[Dataset excerpt]
>> BEGIN

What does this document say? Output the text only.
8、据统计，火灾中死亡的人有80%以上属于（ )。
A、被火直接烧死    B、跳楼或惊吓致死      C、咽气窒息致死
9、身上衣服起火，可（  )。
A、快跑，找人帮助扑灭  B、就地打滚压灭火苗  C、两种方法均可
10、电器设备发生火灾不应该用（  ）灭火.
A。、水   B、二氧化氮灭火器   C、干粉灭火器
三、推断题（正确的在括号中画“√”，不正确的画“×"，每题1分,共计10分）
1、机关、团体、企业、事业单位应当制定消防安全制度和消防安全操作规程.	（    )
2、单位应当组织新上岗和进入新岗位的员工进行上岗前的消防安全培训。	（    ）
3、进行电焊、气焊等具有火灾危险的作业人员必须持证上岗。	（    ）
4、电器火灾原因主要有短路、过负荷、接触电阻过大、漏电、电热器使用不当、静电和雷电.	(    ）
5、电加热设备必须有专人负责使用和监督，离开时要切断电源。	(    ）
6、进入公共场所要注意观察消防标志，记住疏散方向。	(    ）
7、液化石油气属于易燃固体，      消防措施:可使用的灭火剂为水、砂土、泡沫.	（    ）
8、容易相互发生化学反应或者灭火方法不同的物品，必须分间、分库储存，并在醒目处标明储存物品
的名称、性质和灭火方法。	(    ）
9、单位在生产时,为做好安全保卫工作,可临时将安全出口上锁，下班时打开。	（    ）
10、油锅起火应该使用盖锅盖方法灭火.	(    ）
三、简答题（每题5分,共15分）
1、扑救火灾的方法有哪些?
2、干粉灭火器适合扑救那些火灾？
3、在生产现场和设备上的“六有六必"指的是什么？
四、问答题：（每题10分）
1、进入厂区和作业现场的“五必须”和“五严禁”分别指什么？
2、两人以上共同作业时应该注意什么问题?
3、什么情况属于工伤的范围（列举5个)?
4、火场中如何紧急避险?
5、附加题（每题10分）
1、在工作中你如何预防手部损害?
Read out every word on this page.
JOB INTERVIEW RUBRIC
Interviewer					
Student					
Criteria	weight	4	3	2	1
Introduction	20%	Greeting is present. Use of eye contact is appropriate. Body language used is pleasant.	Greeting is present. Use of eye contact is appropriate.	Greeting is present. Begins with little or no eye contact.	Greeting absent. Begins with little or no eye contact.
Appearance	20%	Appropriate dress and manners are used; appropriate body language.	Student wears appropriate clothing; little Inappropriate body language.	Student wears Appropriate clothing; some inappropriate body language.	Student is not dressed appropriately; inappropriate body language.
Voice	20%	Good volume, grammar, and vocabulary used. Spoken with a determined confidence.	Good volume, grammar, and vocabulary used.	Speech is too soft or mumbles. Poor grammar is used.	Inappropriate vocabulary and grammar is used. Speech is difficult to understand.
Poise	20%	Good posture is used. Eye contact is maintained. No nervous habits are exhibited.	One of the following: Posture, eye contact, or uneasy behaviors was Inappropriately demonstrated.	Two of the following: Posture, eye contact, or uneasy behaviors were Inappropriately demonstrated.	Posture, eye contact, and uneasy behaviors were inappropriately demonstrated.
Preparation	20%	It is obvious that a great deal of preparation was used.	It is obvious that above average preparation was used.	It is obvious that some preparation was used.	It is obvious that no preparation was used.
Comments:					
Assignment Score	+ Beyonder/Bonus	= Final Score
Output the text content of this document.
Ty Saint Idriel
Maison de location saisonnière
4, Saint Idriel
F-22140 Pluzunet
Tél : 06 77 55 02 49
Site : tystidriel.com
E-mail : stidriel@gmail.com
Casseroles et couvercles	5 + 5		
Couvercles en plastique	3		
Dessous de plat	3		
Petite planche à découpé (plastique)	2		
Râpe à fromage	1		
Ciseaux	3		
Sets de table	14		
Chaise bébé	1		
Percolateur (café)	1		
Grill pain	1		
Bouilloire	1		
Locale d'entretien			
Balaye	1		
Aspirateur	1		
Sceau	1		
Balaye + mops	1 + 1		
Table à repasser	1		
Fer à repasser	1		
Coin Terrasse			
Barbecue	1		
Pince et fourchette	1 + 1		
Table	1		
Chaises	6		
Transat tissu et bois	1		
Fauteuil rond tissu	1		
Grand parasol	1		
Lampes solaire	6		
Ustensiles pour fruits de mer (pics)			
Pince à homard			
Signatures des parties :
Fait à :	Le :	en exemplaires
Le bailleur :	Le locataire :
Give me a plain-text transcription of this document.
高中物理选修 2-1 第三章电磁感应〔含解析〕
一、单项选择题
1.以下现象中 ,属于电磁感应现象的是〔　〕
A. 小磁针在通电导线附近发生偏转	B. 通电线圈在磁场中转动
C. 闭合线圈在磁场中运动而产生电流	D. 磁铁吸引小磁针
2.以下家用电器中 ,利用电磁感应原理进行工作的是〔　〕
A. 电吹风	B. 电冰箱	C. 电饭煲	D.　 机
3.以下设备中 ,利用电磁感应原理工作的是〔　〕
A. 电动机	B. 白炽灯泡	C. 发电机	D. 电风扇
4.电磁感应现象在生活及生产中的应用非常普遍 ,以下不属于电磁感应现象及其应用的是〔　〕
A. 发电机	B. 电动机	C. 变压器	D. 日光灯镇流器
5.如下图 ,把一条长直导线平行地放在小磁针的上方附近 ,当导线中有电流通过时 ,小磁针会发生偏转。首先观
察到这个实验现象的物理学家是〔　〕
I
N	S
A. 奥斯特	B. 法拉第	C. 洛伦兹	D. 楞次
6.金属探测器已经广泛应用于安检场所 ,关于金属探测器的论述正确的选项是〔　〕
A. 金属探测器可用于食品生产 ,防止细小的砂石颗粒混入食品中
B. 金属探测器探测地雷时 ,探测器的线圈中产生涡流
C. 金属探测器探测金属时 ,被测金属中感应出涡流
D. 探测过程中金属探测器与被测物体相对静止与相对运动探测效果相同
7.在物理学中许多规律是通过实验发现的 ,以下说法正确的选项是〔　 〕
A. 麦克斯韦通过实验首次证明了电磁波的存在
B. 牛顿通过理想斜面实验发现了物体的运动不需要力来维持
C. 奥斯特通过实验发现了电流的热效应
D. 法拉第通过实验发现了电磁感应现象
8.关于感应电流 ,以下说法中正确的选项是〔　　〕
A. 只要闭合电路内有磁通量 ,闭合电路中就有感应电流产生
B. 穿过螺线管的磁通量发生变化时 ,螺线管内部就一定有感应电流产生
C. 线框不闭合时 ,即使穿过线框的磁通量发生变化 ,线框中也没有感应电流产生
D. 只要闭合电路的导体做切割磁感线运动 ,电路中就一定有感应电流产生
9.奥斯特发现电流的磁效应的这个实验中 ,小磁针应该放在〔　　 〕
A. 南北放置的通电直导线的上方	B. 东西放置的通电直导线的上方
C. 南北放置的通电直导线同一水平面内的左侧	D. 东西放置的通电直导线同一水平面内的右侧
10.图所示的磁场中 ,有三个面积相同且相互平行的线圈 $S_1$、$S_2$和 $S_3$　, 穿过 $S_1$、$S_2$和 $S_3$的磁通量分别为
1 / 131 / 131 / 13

>> END

### AIM
List each line of the records that holds the string "document".

### FULL ANSWER
What does this document say? Output the text only.
Output the text content of this document.
Give me a plain-text transcription of this document.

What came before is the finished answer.